• RECORDS FOR THE TASK:
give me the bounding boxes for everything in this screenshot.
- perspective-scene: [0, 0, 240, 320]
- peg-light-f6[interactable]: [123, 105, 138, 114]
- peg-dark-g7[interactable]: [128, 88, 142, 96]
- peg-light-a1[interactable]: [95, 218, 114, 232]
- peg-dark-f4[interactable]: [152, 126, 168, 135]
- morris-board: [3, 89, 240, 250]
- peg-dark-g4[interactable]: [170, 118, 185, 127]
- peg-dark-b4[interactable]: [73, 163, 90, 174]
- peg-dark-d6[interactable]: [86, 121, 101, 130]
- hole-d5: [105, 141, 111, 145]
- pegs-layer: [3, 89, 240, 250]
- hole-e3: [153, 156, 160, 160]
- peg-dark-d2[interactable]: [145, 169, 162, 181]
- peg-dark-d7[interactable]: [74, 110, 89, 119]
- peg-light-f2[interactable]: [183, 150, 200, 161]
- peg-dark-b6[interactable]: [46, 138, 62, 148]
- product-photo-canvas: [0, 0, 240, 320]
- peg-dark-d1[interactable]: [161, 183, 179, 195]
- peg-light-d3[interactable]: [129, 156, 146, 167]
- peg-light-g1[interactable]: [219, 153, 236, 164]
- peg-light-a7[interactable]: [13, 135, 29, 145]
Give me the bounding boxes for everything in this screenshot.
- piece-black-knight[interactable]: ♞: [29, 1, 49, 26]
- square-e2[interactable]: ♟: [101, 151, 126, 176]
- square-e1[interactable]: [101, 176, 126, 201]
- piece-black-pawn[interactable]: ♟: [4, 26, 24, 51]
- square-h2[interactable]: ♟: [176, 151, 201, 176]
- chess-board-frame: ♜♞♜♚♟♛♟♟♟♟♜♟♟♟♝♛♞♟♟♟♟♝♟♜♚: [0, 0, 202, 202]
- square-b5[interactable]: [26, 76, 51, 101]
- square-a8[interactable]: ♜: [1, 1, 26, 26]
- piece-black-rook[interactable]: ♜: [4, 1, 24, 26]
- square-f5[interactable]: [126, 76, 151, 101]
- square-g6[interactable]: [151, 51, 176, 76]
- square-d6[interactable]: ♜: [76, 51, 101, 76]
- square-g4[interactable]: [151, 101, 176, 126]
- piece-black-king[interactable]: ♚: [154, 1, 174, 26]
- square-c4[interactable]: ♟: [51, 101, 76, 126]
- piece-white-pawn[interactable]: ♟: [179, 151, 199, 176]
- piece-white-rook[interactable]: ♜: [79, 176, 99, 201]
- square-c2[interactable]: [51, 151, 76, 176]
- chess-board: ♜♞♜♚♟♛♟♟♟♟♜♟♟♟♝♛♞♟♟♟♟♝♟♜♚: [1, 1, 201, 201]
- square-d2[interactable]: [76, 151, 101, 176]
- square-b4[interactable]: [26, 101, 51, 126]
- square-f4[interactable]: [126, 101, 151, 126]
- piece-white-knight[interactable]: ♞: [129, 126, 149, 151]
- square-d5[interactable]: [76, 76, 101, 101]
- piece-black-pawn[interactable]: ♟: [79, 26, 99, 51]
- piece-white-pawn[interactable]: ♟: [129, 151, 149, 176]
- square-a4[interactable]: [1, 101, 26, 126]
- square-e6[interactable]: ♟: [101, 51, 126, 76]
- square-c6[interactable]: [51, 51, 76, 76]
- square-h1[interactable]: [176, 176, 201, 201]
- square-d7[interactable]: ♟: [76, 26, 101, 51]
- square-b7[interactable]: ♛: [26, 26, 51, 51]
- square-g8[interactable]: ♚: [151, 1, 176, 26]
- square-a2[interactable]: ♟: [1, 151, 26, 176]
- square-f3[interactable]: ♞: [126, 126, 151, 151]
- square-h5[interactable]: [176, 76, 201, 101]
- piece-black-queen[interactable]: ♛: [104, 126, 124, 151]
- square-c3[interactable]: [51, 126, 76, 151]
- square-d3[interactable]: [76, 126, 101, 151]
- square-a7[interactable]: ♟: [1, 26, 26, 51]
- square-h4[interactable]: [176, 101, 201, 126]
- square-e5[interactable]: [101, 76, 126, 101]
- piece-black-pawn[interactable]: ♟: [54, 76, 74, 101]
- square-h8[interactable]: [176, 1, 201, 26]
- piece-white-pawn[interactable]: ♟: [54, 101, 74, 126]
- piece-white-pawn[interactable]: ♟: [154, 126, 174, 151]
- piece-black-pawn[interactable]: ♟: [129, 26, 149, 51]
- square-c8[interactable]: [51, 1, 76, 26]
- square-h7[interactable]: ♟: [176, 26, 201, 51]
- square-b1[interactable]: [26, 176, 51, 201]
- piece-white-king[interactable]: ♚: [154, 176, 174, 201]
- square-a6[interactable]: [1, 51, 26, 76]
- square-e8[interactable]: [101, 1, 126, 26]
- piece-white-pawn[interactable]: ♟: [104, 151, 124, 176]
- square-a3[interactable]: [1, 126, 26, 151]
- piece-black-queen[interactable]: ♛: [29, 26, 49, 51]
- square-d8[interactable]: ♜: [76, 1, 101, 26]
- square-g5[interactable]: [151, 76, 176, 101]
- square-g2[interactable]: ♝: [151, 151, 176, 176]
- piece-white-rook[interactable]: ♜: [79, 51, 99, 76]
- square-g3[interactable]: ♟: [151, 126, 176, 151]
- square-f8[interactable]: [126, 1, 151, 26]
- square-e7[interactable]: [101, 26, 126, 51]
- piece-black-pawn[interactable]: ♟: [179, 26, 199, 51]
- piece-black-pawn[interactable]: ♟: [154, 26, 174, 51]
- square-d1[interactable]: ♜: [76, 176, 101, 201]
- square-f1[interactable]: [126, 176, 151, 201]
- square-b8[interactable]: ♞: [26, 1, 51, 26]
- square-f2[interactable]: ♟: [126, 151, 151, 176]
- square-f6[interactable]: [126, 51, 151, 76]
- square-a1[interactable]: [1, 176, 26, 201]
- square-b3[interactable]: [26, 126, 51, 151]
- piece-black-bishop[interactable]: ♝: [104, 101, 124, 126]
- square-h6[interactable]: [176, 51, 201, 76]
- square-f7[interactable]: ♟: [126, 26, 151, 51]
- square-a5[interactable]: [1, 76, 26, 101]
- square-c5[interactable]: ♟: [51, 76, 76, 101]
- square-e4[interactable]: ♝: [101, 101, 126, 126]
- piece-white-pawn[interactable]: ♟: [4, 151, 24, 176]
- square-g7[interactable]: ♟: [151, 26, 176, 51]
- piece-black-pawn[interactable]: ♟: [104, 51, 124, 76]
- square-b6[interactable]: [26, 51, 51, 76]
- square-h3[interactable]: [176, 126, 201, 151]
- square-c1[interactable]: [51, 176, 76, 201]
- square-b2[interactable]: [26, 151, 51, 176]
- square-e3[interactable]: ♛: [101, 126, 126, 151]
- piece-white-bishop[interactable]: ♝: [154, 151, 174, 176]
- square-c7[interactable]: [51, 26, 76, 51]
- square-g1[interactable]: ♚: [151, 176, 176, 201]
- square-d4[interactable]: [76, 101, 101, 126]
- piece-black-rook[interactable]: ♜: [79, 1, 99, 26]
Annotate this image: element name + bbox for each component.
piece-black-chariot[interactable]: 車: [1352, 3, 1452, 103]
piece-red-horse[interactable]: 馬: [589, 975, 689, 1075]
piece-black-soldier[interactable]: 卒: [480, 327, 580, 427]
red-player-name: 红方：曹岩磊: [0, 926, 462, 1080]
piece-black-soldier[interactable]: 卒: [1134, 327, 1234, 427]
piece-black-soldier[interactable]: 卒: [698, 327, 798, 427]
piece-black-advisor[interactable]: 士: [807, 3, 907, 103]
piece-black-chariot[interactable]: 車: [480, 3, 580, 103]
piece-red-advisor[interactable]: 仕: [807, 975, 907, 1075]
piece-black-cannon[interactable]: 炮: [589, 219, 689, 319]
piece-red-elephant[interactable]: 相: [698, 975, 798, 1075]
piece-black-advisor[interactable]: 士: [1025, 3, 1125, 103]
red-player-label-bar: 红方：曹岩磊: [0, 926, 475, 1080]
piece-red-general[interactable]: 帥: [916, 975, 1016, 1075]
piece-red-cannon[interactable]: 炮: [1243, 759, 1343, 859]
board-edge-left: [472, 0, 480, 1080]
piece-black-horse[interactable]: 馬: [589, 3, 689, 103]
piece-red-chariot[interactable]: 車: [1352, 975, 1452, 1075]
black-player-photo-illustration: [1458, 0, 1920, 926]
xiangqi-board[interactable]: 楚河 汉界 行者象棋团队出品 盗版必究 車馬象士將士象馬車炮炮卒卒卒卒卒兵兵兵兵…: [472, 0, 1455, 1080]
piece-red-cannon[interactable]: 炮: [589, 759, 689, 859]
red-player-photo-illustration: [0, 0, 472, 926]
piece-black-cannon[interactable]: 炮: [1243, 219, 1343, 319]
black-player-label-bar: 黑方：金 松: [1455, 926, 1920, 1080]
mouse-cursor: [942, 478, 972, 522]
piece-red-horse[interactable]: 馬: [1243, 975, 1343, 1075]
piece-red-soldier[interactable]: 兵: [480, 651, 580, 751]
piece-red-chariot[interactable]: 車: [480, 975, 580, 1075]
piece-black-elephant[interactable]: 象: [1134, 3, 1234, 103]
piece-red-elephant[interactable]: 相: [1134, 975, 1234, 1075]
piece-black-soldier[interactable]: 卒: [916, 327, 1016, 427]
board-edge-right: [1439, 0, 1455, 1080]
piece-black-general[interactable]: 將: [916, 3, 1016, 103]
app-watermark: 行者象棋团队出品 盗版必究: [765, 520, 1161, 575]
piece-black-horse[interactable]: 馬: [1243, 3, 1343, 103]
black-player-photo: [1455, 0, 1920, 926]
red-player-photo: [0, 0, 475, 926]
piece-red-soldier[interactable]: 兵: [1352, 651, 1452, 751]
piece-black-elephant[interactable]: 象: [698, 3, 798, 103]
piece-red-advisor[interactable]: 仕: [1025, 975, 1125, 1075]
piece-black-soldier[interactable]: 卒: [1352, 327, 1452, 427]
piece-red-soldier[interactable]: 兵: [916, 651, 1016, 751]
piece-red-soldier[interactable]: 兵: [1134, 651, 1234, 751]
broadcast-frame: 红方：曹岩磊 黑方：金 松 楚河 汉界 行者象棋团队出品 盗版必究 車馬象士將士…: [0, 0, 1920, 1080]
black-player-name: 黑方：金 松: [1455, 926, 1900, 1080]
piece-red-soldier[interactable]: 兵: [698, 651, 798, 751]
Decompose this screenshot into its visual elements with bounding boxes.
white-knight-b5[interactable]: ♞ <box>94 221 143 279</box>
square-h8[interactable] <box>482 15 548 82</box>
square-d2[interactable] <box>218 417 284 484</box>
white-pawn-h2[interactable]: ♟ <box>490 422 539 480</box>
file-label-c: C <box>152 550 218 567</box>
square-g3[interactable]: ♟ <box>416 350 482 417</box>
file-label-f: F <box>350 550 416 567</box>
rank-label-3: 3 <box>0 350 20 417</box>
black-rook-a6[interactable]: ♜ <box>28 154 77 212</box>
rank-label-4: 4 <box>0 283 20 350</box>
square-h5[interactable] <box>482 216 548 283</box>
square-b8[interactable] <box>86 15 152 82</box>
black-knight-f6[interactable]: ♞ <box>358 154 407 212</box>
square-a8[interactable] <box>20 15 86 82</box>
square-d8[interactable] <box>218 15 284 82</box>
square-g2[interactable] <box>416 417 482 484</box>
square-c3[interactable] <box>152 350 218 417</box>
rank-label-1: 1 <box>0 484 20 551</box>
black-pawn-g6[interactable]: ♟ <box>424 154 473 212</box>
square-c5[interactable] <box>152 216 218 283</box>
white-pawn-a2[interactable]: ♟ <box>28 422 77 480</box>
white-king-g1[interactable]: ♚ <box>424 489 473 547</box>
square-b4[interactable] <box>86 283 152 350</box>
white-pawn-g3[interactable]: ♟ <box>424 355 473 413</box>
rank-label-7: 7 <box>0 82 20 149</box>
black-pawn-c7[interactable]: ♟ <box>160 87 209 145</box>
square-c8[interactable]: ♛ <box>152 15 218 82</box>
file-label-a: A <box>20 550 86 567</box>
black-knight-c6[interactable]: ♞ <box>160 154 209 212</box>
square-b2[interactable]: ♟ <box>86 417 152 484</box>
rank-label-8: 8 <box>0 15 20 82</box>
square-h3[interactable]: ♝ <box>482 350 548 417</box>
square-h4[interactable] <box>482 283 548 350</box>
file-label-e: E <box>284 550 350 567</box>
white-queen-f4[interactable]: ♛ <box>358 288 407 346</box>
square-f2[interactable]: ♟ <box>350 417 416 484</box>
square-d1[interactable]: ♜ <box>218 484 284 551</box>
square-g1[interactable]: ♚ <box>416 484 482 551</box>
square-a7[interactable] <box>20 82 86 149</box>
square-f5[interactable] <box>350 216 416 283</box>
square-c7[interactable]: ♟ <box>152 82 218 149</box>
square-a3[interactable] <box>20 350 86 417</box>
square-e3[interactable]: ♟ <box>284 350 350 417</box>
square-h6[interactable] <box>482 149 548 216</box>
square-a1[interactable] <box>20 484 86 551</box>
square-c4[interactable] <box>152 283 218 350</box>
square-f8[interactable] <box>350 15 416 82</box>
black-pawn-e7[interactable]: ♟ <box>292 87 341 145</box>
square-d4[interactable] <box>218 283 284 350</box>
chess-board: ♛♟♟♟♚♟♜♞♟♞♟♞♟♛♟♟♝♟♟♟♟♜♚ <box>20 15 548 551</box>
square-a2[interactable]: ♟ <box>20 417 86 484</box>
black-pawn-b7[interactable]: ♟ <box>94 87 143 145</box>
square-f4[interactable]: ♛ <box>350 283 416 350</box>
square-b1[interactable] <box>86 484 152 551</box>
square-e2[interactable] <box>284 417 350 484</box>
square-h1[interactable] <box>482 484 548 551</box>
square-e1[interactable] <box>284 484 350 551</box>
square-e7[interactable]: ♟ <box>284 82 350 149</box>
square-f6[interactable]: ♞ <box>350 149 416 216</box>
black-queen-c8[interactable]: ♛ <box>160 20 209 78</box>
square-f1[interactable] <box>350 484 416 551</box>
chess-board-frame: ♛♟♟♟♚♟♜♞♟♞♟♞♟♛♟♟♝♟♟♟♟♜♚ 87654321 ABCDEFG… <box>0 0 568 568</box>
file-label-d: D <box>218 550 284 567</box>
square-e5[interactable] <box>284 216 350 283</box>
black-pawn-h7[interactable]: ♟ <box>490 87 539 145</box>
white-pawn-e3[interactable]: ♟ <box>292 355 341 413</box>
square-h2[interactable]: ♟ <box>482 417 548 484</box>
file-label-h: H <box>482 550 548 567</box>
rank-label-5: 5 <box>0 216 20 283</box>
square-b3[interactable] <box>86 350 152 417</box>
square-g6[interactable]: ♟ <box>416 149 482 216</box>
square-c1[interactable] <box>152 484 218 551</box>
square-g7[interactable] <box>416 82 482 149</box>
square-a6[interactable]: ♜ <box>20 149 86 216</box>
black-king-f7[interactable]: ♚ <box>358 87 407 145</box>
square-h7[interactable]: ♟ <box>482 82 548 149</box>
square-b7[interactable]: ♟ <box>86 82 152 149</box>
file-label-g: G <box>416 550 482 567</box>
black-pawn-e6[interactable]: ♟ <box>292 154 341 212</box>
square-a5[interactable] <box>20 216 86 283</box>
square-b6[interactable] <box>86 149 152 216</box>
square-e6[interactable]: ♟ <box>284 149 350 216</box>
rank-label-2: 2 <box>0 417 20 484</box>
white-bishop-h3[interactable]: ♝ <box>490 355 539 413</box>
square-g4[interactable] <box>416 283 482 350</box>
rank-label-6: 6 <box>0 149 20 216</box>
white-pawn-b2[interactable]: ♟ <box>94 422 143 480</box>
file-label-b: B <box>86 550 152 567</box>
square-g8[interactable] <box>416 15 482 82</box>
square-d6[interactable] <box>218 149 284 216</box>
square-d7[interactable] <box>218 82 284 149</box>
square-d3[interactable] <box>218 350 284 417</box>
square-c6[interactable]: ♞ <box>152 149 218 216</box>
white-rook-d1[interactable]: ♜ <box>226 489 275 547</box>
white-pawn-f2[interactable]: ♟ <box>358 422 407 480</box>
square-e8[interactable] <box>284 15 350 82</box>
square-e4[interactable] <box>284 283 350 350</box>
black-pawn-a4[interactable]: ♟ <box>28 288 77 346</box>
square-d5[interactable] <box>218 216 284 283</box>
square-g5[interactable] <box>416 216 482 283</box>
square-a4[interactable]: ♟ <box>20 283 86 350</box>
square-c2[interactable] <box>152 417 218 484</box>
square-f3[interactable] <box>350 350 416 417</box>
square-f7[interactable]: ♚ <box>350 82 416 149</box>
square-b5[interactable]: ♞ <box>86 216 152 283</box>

• TASK STATEMENT: Reproduce the listing above word for word, starting at its first line and ending at the line that contains "- square-e1[interactable]: [101, 176, 126, 201]", with both of those lines included.

• OUTPUT:
give me the bounding boxes for everything in this screenshot.
- perspective-scene: [0, 0, 240, 320]
- peg-light-f6[interactable]: [123, 105, 138, 114]
- peg-dark-g7[interactable]: [128, 88, 142, 96]
- peg-light-a1[interactable]: [95, 218, 114, 232]
- peg-dark-f4[interactable]: [152, 126, 168, 135]
- morris-board: [3, 89, 240, 250]
- peg-dark-g4[interactable]: [170, 118, 185, 127]
- peg-dark-b4[interactable]: [73, 163, 90, 174]
- peg-dark-d6[interactable]: [86, 121, 101, 130]
- hole-d5: [105, 141, 111, 145]
- pegs-layer: [3, 89, 240, 250]
- hole-e3: [153, 156, 160, 160]
- peg-dark-d2[interactable]: [145, 169, 162, 181]
- peg-dark-d7[interactable]: [74, 110, 89, 119]
- peg-light-f2[interactable]: [183, 150, 200, 161]
- peg-dark-b6[interactable]: [46, 138, 62, 148]
- product-photo-canvas: [0, 0, 240, 320]
- peg-dark-d1[interactable]: [161, 183, 179, 195]
- peg-light-d3[interactable]: [129, 156, 146, 167]
- peg-light-g1[interactable]: [219, 153, 236, 164]
- peg-light-a7[interactable]: [13, 135, 29, 145]
Give me the bounding boxes for everything in this screenshot.
- piece-black-knight[interactable]: ♞: [29, 1, 49, 26]
- square-e2[interactable]: ♟: [101, 151, 126, 176]
- square-e1[interactable]: [101, 176, 126, 201]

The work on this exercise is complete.